◆ Stored items ◆

* * * * *

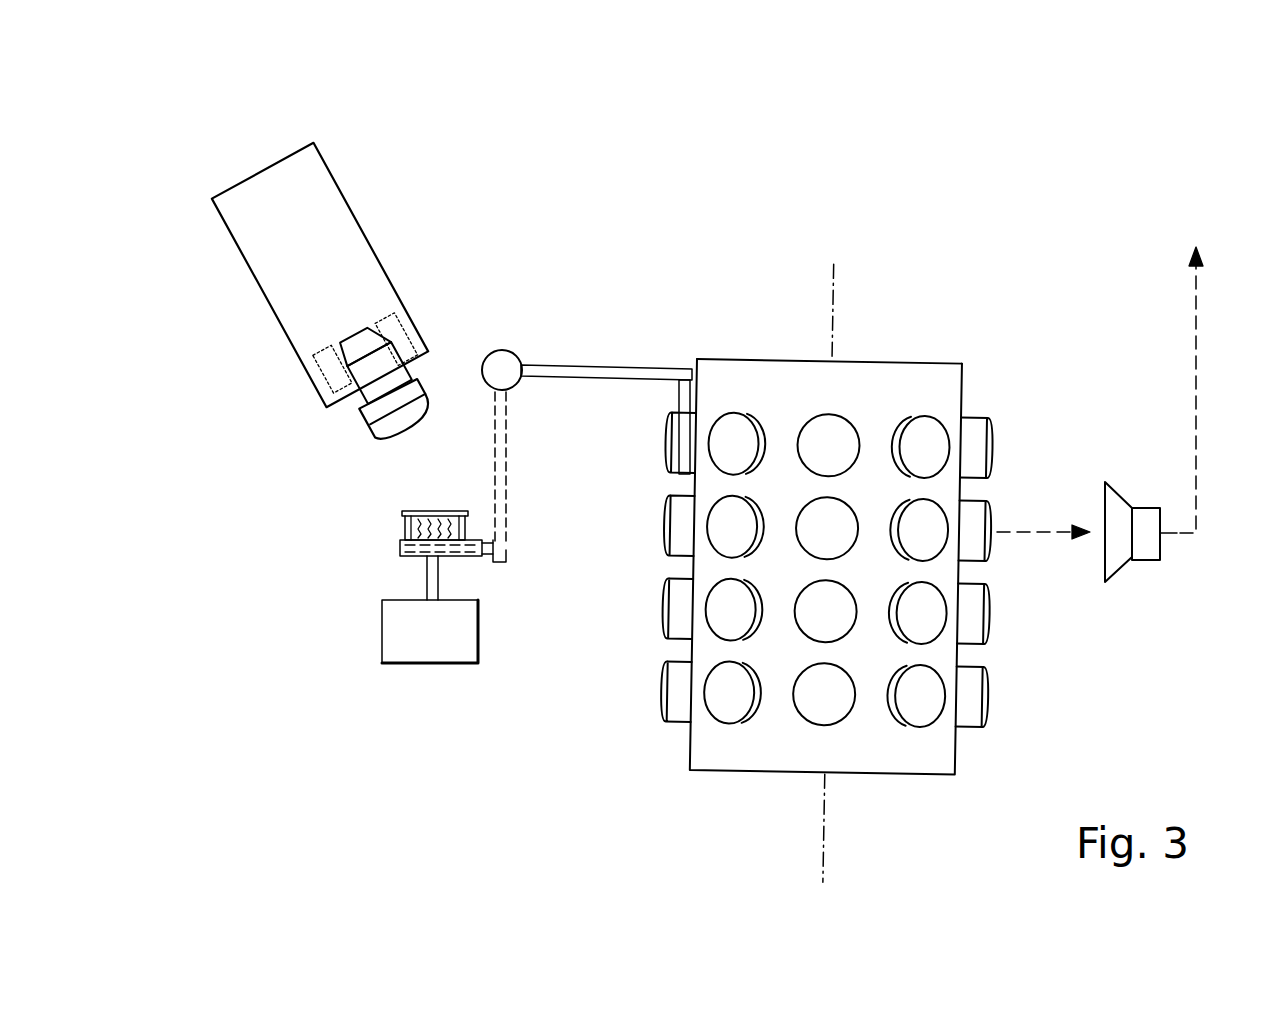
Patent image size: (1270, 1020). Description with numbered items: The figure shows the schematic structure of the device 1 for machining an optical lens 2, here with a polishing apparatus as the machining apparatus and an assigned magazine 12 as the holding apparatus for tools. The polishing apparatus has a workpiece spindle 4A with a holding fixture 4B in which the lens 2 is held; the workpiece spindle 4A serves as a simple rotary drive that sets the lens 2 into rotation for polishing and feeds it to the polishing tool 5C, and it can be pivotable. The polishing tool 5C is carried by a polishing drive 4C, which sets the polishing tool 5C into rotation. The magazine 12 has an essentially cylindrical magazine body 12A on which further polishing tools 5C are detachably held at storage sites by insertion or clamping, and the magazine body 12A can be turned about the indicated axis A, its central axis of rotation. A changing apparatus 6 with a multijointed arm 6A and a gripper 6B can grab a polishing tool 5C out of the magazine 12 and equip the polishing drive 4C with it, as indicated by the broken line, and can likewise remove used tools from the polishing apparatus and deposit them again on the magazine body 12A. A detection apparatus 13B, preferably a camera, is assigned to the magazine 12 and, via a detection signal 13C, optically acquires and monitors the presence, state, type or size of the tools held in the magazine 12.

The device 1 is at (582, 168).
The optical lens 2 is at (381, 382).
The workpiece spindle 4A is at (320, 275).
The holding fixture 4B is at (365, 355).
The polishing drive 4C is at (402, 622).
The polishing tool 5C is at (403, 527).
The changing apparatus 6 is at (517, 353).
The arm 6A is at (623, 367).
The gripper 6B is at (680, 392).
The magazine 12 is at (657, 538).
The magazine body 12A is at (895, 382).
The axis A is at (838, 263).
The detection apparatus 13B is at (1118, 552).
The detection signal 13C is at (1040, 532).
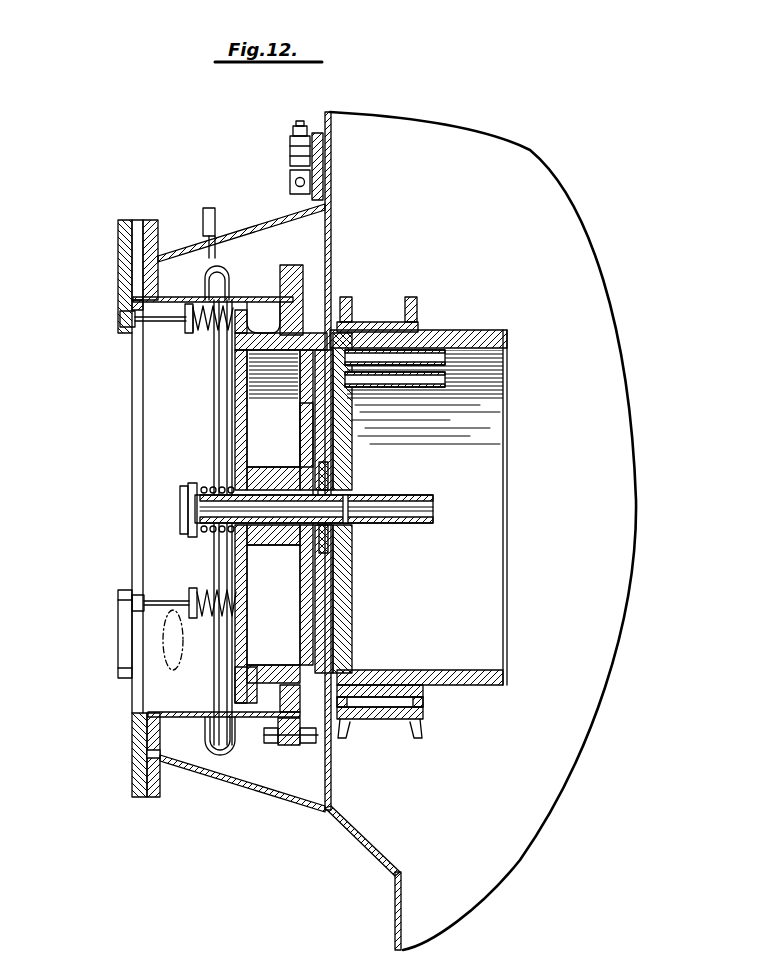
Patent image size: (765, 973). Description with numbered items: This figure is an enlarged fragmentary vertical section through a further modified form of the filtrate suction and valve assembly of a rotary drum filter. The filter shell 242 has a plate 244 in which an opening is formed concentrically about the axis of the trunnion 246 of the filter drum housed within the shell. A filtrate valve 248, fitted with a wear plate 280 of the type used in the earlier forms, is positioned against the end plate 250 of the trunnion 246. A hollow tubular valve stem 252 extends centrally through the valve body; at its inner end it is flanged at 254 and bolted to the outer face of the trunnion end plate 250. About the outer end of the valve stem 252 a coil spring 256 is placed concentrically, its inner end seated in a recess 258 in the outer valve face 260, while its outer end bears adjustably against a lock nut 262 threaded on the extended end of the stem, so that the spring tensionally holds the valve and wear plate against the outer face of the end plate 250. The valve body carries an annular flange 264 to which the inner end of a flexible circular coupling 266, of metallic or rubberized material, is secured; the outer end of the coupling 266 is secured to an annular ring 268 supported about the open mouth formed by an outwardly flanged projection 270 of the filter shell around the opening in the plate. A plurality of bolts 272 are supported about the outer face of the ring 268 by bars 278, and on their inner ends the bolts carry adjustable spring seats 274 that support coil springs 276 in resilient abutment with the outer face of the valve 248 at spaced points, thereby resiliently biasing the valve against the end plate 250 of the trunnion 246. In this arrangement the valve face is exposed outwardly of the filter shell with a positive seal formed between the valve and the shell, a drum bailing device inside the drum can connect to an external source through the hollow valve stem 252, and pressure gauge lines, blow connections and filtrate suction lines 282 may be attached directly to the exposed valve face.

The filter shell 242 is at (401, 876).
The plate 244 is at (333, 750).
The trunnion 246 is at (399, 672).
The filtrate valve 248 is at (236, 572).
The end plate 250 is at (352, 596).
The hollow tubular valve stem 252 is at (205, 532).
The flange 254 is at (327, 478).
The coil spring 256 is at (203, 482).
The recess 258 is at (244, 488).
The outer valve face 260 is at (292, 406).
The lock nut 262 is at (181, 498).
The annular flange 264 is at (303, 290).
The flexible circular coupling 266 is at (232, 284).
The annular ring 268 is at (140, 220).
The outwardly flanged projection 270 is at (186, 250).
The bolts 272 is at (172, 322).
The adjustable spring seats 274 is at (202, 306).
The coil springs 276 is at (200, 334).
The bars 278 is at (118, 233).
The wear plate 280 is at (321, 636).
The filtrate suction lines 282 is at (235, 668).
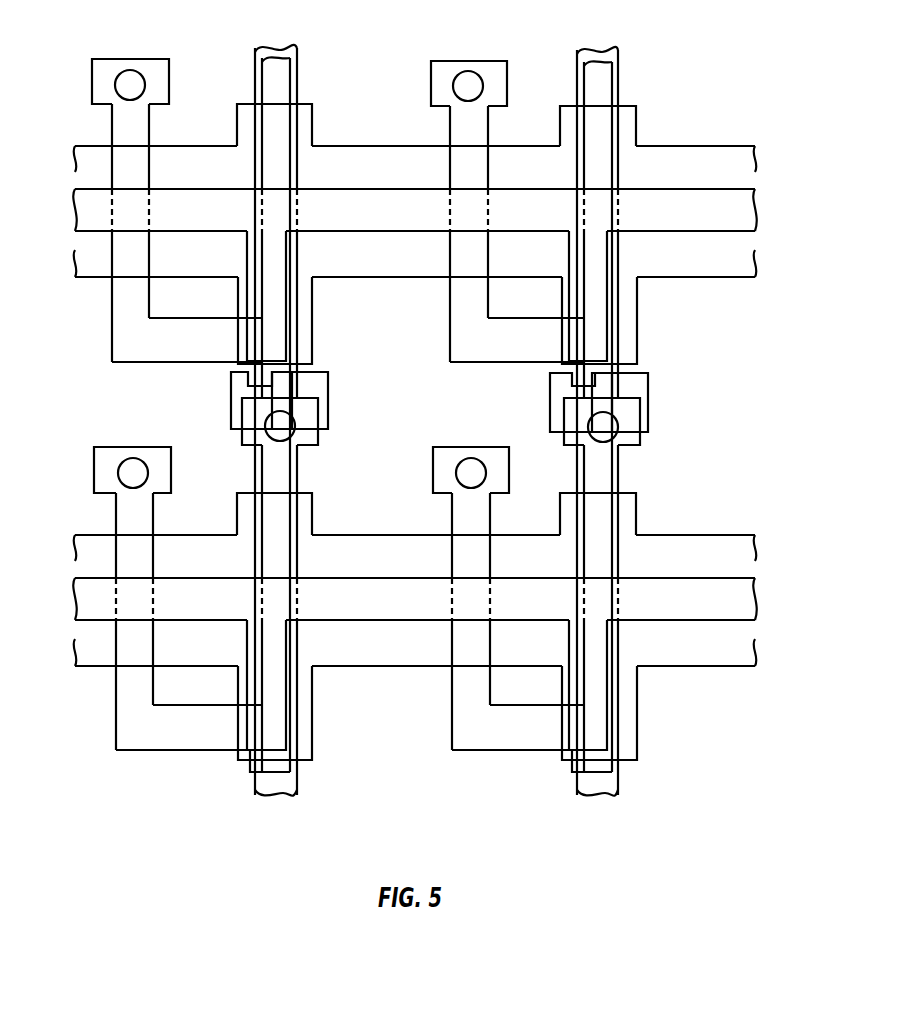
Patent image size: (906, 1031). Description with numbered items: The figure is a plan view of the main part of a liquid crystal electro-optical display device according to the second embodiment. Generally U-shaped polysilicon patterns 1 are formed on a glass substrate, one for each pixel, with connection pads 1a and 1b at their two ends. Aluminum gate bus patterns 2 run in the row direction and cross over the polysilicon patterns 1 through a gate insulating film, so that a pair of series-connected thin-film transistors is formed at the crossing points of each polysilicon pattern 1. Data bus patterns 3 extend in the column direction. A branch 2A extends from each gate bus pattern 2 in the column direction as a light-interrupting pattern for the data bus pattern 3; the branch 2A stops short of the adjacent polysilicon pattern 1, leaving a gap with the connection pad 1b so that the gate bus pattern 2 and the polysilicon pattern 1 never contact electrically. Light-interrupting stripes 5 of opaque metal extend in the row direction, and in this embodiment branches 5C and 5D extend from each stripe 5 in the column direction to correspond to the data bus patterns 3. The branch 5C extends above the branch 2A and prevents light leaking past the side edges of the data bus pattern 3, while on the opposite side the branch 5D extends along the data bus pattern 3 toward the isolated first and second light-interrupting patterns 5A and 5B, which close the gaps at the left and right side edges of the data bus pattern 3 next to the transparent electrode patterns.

* * * * *

◆ WHAT YOU NEED TO DO ◆
Rewrite every line of the rows above as a numbered list, skipping blank lines. Leave the pictures out of your answer.

◆ THE SOLUTION ◆
1. Patent image size: (1270, 1020). Description with numbered items: The figure shows the schematic structure of the device 1 for machining an optical lens 2, here with a polishing apparatus as the machining apparatus and an assigned magazine 12 as the holding apparatus for tools. The polishing apparatus has a workpiece spindle 4A with a holding fixture 4B in which the lens 2 is held; the workpiece spindle 4A serves as a simple rotary drive that sets the lens 2 into rotation for polishing and feeds it to the polishing tool 5C, and it can be pivotable. The polishing tool 5C is carried by a polishing drive 4C, which sets the polishing tool 5C into rotation. The magazine 12 has an essentially cylindrical magazine body 12A on which further polishing tools 5C are detachably held at storage sites by insertion or clamping, and the magazine body 12A can be turned about the indicated axis A, its central axis of rotation. A changing apparatus 6 with a multijointed arm 6A and a gripper 6B can grab a polishing tool 5C out of the magazine 12 and equip the polishing drive 4C with it, as indicated by the broken line, and can likewise remove used tools from the polishing apparatus and deposit them again on the magazine body 12A. A detection apparatus 13B, preferably a camera, is assigned to the magazine 12 and, via a detection signal 13C, optically acquires and monitors the presence, state, type or size of the tools held in the magazine 12.
2. The device 1 is at (582, 168).
3. The optical lens 2 is at (381, 382).
4. The workpiece spindle 4A is at (320, 275).
5. The holding fixture 4B is at (365, 355).
6. The polishing drive 4C is at (402, 622).
7. The polishing tool 5C is at (403, 527).
8. The changing apparatus 6 is at (517, 353).
9. The arm 6A is at (623, 367).
10. The gripper 6B is at (680, 392).
11. The magazine 12 is at (657, 538).
12. The magazine body 12A is at (895, 382).
13. The axis A is at (838, 263).
14. The detection apparatus 13B is at (1118, 552).
15. The detection signal 13C is at (1040, 532).
16. Patent image size: (765, 973). Description with numbered items: This figure is an enlarged fragmentary vertical section through a further modified form of the filtrate suction and valve assembly of a rotary drum filter. The filter shell 242 has a plate 244 in which an opening is formed concentrically about the axis of the trunnion 246 of the filter drum housed within the shell. A filtrate valve 248, fitted with a wear plate 280 of the type used in the earlier forms, is positioned against the end plate 250 of the trunnion 246. A hollow tubular valve stem 252 extends centrally through the valve body; at its inner end it is flanged at 254 and bolted to the outer face of the trunnion end plate 250. About the outer end of the valve stem 252 a coil spring 256 is placed concentrically, its inner end seated in a recess 258 in the outer valve face 260, while its outer end bears adjustably against a lock nut 262 threaded on the extended end of the stem, so that the spring tensionally holds the valve and wear plate against the outer face of the end plate 250. The valve body carries an annular flange 264 to which the inner end of a flexible circular coupling 266, of metallic or rubberized material, is secured; the outer end of the coupling 266 is secured to an annular ring 268 supported about the open mouth formed by an outwardly flanged projection 270 of the filter shell around the opening in the plate. A plurality of bolts 272 are supported about the outer face of the ring 268 by bars 278, and on their inner ends the bolts carry adjustable spring seats 274 that support coil springs 276 in resilient abutment with the outer face of the valve 248 at spaced points, thereby resiliently biasing the valve against the end plate 250 of the trunnion 246. In this arrangement the valve face is exposed outwardly of the filter shell with a positive seal formed between the valve and the shell, a drum bailing device inside the drum can connect to an external source through the hollow valve stem 252, and pressure gauge lines, blow connections and filtrate suction lines 282 may be attached directly to the exposed valve face.
17. The filter shell 242 is at (401, 876).
18. The plate 244 is at (333, 750).
19. The trunnion 246 is at (399, 672).
20. The filtrate valve 248 is at (236, 572).
21. The end plate 250 is at (352, 596).
22. The hollow tubular valve stem 252 is at (205, 532).
23. The flange 254 is at (327, 478).
24. The coil spring 256 is at (203, 482).
25. The recess 258 is at (244, 488).
26. The outer valve face 260 is at (292, 406).
27. The lock nut 262 is at (181, 498).
28. The annular flange 264 is at (303, 290).
29. The flexible circular coupling 266 is at (232, 284).
30. The annular ring 268 is at (140, 220).
31. The outwardly flanged projection 270 is at (186, 250).
32. The bolts 272 is at (172, 322).
33. The adjustable spring seats 274 is at (202, 306).
34. The coil springs 276 is at (200, 334).
35. The bars 278 is at (118, 233).
36. The wear plate 280 is at (321, 636).
37. The filtrate suction lines 282 is at (235, 668).
38. Patent image size: (906, 1031). Description with numbered items: The figure is a plan view of the main part of a liquid crystal electro-optical display device according to the second embodiment. Generally U-shaped polysilicon patterns 1 are formed on a glass substrate, one for each pixel, with connection pads 1a and 1b at their two ends. Aluminum gate bus patterns 2 run in the row direction and cross over the polysilicon patterns 1 through a gate insulating film, so that a pair of series-connected thin-film transistors is formed at the crossing points of each polysilicon pattern 1. Data bus patterns 3 extend in the column direction. A branch 2A extends from each gate bus pattern 2 in the column direction as a light-interrupting pattern for the data bus pattern 3; the branch 2A stops short of the adjacent polysilicon pattern 1, leaving a gap with the connection pad 1b so that the gate bus pattern 2 and the polysilicon pattern 1 never contact electrically. Light-interrupting stripes 5 of opaque metal extend in the row direction, and in this embodiment branches 5C and 5D extend from each stripe 5 in the column direction to correspond to the data bus patterns 3. The branch 5C extends above the branch 2A and prevents light leaking past the side edges of the data bus pattern 3, while on the opposite side the branch 5D extends along the data bus pattern 3 toward the isolated first and second light-interrupting patterns 5A and 5B, which close the gaps at the left and right side edges of the data bus pattern 3 next to the transparent electrode patterns.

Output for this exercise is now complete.